Extracted records:
■ ■ ■ ■

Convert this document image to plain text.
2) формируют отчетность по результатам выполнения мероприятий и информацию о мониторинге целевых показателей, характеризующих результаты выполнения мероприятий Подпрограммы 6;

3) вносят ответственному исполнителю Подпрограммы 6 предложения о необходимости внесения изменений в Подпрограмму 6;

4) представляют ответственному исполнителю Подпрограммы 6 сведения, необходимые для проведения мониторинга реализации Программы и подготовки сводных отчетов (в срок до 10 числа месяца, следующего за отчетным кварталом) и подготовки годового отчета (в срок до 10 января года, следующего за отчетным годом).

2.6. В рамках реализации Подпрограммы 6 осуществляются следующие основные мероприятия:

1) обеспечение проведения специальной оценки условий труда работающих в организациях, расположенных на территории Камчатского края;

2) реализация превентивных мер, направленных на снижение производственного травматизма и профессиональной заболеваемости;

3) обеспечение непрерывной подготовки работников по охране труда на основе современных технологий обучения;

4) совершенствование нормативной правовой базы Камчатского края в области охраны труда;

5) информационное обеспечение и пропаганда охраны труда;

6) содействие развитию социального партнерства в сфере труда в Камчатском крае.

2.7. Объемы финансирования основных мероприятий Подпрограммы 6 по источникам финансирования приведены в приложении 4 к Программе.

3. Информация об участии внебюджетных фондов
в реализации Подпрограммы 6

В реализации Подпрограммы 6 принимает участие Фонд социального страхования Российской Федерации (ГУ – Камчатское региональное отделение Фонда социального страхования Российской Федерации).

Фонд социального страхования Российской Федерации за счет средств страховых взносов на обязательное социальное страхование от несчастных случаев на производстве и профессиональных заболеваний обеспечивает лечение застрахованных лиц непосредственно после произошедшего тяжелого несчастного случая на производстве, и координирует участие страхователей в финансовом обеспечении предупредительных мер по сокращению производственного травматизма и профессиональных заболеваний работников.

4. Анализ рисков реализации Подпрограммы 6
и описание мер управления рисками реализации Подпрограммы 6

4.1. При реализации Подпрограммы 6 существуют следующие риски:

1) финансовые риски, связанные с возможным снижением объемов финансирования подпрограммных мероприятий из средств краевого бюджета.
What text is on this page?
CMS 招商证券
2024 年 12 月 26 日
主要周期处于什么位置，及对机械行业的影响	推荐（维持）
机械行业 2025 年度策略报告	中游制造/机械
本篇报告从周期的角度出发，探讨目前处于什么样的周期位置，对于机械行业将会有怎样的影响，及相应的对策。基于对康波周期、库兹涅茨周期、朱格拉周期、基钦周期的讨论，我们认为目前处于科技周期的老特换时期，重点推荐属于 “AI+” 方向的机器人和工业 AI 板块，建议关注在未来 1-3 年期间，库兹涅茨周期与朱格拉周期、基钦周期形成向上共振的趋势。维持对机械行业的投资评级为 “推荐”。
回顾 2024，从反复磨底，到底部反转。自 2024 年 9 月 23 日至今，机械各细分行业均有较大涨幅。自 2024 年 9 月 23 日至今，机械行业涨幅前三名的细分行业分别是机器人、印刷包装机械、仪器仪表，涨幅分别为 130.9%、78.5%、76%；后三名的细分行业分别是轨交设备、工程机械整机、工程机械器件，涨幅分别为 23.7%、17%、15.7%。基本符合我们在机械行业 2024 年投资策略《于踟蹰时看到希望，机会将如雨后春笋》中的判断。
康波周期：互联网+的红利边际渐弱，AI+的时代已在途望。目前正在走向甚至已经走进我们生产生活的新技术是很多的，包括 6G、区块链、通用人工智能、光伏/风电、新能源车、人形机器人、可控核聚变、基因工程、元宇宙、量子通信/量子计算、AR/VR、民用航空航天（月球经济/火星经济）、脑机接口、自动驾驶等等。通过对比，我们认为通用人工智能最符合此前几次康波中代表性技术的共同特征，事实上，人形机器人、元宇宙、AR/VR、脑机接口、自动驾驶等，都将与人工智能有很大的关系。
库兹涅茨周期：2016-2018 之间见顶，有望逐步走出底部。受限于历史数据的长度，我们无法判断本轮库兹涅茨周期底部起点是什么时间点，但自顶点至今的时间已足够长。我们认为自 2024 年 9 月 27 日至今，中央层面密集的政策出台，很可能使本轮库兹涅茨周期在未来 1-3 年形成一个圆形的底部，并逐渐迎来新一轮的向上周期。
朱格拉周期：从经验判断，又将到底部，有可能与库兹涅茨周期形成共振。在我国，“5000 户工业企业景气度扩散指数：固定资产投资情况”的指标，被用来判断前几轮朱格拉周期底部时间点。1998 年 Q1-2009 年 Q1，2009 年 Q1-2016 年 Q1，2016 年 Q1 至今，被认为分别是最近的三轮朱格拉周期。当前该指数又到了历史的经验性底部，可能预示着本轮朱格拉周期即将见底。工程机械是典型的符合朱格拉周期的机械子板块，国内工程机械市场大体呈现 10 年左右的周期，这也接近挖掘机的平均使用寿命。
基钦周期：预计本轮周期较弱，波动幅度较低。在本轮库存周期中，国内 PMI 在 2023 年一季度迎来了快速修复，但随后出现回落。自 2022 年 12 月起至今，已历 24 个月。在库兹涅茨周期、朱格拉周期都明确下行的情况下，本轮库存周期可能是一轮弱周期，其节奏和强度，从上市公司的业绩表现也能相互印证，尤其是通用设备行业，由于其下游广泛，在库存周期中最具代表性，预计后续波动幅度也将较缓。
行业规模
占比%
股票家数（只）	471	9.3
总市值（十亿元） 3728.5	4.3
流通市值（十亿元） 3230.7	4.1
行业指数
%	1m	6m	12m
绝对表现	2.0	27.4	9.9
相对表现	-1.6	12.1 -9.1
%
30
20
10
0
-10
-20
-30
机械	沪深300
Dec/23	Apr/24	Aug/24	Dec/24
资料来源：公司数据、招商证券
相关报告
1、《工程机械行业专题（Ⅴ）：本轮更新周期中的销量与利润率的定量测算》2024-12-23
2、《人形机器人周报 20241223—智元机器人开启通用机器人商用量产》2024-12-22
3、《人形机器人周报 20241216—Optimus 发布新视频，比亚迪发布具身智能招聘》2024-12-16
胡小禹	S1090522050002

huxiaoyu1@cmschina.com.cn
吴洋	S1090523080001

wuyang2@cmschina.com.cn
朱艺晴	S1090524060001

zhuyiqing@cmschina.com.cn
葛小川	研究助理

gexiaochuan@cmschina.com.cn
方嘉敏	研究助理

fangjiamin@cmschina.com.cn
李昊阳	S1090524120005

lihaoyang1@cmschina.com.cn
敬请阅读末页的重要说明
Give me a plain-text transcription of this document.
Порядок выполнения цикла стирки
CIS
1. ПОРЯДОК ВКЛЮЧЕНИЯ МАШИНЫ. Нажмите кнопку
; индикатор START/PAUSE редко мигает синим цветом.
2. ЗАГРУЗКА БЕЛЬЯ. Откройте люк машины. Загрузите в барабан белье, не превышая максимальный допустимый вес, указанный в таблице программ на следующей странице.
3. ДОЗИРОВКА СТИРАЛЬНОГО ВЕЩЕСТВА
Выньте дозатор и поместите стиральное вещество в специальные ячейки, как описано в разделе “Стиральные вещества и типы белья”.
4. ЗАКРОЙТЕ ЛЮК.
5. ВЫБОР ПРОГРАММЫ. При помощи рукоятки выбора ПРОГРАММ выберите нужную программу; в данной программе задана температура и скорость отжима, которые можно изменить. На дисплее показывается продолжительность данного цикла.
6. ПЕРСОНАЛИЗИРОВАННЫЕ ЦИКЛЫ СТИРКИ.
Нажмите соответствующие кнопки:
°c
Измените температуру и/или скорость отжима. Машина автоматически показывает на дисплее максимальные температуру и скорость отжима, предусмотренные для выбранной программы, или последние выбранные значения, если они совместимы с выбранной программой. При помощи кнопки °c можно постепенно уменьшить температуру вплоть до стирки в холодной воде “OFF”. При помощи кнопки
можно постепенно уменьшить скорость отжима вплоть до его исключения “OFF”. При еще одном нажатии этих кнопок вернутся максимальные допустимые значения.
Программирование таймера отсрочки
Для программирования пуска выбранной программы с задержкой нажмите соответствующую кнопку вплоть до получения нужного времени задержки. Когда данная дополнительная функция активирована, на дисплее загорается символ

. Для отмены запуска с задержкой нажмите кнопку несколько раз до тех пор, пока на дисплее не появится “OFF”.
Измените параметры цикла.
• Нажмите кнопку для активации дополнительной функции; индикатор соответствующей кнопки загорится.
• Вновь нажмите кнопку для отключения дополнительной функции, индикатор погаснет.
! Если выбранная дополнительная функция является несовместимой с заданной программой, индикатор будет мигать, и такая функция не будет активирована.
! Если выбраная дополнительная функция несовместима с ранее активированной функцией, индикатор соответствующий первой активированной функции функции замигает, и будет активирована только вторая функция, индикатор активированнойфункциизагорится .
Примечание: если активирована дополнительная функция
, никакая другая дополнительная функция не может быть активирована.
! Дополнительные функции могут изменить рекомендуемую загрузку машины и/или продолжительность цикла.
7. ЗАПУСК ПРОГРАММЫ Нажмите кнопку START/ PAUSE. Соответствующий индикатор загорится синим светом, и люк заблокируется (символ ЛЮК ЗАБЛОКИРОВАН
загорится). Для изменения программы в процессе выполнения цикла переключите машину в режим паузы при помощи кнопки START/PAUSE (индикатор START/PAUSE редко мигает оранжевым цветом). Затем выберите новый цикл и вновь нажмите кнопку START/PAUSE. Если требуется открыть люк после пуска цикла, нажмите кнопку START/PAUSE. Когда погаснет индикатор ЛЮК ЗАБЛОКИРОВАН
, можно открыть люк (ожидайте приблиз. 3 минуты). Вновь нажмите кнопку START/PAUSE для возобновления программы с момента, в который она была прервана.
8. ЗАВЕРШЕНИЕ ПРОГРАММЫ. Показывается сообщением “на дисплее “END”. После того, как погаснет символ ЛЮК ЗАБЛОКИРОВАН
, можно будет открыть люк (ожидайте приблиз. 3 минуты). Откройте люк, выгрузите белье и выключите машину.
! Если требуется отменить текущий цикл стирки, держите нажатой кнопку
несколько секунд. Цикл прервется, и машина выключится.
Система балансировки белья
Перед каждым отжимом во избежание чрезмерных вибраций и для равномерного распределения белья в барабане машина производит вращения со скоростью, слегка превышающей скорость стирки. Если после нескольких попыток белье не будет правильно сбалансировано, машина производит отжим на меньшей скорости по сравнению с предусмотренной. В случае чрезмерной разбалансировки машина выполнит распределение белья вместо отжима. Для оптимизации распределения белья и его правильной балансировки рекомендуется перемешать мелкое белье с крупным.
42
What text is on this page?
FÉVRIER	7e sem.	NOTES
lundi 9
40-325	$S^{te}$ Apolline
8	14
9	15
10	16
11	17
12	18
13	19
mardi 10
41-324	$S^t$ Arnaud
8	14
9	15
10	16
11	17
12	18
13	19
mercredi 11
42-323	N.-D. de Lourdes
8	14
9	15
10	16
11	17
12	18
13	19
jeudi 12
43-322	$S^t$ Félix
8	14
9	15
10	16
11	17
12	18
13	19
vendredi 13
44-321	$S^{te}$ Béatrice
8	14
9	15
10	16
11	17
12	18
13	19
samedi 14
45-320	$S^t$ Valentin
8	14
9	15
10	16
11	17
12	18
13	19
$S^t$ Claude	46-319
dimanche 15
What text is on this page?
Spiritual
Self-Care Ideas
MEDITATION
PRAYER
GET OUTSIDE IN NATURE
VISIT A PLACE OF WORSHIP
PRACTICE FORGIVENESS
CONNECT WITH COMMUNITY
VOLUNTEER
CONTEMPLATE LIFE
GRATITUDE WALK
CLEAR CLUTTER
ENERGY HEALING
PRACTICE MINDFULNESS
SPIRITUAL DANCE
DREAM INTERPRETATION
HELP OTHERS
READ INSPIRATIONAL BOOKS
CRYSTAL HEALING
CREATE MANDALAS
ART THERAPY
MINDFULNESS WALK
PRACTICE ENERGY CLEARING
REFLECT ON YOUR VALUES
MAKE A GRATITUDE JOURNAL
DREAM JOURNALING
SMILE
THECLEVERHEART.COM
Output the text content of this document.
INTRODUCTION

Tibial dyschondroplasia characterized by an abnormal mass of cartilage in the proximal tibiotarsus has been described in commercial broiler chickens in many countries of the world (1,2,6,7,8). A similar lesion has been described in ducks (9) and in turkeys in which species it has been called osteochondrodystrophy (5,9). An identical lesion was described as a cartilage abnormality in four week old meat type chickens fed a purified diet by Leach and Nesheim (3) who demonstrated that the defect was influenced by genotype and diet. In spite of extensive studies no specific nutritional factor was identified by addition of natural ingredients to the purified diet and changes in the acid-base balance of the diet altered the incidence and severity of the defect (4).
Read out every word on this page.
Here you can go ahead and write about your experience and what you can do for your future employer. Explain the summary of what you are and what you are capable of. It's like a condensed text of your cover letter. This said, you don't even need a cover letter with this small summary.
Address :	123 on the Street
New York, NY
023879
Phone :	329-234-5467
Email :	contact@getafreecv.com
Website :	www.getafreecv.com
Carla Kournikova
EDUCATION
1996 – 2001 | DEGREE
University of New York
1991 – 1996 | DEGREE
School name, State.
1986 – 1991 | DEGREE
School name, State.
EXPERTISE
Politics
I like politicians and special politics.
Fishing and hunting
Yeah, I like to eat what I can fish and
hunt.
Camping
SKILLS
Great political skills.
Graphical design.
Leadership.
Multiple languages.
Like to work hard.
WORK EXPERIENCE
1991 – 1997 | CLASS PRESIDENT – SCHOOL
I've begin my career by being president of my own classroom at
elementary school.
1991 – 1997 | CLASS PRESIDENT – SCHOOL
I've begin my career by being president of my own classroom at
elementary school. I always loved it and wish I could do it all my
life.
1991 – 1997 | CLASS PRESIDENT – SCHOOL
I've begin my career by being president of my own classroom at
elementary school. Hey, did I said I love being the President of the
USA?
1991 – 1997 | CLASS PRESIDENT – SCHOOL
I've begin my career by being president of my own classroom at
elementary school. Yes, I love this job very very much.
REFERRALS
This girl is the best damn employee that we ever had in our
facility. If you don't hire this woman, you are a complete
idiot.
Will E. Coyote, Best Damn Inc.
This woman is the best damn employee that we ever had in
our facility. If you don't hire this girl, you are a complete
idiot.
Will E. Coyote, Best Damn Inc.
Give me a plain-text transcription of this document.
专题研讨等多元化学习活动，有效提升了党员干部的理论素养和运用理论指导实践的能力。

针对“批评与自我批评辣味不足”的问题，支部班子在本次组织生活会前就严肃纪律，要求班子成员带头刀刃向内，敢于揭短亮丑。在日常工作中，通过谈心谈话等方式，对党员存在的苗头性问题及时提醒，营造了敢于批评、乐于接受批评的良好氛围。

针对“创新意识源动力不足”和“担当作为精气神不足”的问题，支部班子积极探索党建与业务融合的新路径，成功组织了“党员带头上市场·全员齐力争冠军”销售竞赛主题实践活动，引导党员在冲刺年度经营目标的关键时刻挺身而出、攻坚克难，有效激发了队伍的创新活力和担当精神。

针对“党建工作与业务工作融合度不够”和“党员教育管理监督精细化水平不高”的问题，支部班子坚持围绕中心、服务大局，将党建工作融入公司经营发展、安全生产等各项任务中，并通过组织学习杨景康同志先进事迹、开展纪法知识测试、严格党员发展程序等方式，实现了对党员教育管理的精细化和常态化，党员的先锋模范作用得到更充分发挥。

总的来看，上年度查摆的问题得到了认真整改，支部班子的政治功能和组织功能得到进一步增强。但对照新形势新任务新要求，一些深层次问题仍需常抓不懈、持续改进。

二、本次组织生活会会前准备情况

■ ■ ■ ■

> **EXERCISE**
Find each line holding the word "погаснет" and copy it.

> **FINAL ANSWER**
• Вновь нажмите кнопку для отключения дополнительной функции, индикатор погаснет.
загорится). Для изменения программы в процессе выполнения цикла переключите машину в режим паузы при помощи кнопки START/PAUSE (индикатор START/PAUSE редко мигает оранжевым цветом). Затем выберите новый цикл и вновь нажмите кнопку START/PAUSE. Если требуется открыть люк после пуска цикла, нажмите кнопку START/PAUSE. Когда погаснет индикатор ЛЮК ЗАБЛОКИРОВАН
8. ЗАВЕРШЕНИЕ ПРОГРАММЫ. Показывается сообщением “на дисплее “END”. После того, как погаснет символ ЛЮК ЗАБЛОКИРОВАН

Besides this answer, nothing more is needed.